Work to complete ▸ Copy every line of the material below word for word.

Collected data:

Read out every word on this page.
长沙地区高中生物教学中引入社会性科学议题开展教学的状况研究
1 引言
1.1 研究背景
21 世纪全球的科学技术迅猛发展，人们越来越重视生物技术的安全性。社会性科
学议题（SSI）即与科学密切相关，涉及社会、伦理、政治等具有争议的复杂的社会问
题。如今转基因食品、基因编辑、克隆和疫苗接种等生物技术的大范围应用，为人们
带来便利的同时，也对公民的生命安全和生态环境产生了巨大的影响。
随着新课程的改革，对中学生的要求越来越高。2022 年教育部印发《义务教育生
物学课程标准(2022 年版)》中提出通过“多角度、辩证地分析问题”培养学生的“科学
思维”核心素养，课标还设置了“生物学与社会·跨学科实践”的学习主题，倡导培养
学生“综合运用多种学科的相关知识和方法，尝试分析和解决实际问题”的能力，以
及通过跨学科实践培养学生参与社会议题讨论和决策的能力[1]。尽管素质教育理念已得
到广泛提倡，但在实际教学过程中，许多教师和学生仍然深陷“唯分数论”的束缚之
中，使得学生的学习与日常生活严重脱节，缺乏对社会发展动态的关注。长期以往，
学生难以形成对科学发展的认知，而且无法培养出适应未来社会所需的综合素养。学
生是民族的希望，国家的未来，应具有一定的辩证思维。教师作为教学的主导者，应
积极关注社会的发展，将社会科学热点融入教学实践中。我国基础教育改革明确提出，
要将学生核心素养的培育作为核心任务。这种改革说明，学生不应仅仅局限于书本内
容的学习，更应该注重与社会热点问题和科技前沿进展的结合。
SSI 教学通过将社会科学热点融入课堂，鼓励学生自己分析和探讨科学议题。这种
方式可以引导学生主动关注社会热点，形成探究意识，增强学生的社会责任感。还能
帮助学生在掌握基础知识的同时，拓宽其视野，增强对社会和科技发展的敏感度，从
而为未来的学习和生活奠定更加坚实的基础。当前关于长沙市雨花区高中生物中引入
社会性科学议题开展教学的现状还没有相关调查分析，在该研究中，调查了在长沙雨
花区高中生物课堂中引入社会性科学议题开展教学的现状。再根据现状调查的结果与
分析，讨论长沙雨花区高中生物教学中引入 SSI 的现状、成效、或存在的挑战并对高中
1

Answer for the task ▸
Read out every word on this page.
长沙地区高中生物教学中引入社会性科学议题开展教学的状况研究
1 引言
1.1 研究背景
21 世纪全球的科学技术迅猛发展，人们越来越重视生物技术的安全性。社会性科
学议题（SSI）即与科学密切相关，涉及社会、伦理、政治等具有争议的复杂的社会问
题。如今转基因食品、基因编辑、克隆和疫苗接种等生物技术的大范围应用，为人们
带来便利的同时，也对公民的生命安全和生态环境产生了巨大的影响。
随着新课程的改革，对中学生的要求越来越高。2022 年教育部印发《义务教育生
物学课程标准(2022 年版)》中提出通过“多角度、辩证地分析问题”培养学生的“科学
思维”核心素养，课标还设置了“生物学与社会·跨学科实践”的学习主题，倡导培养
学生“综合运用多种学科的相关知识和方法，尝试分析和解决实际问题”的能力，以
及通过跨学科实践培养学生参与社会议题讨论和决策的能力[1]。尽管素质教育理念已得
到广泛提倡，但在实际教学过程中，许多教师和学生仍然深陷“唯分数论”的束缚之
中，使得学生的学习与日常生活严重脱节，缺乏对社会发展动态的关注。长期以往，
学生难以形成对科学发展的认知，而且无法培养出适应未来社会所需的综合素养。学
生是民族的希望，国家的未来，应具有一定的辩证思维。教师作为教学的主导者，应
积极关注社会的发展，将社会科学热点融入教学实践中。我国基础教育改革明确提出，
要将学生核心素养的培育作为核心任务。这种改革说明，学生不应仅仅局限于书本内
容的学习，更应该注重与社会热点问题和科技前沿进展的结合。
SSI 教学通过将社会科学热点融入课堂，鼓励学生自己分析和探讨科学议题。这种
方式可以引导学生主动关注社会热点，形成探究意识，增强学生的社会责任感。还能
帮助学生在掌握基础知识的同时，拓宽其视野，增强对社会和科技发展的敏感度，从
而为未来的学习和生活奠定更加坚实的基础。当前关于长沙市雨花区高中生物中引入
社会性科学议题开展教学的现状还没有相关调查分析，在该研究中，调查了在长沙雨
花区高中生物课堂中引入社会性科学议题开展教学的现状。再根据现状调查的结果与
分析，讨论长沙雨花区高中生物教学中引入 SSI 的现状、成效、或存在的挑战并对高中
1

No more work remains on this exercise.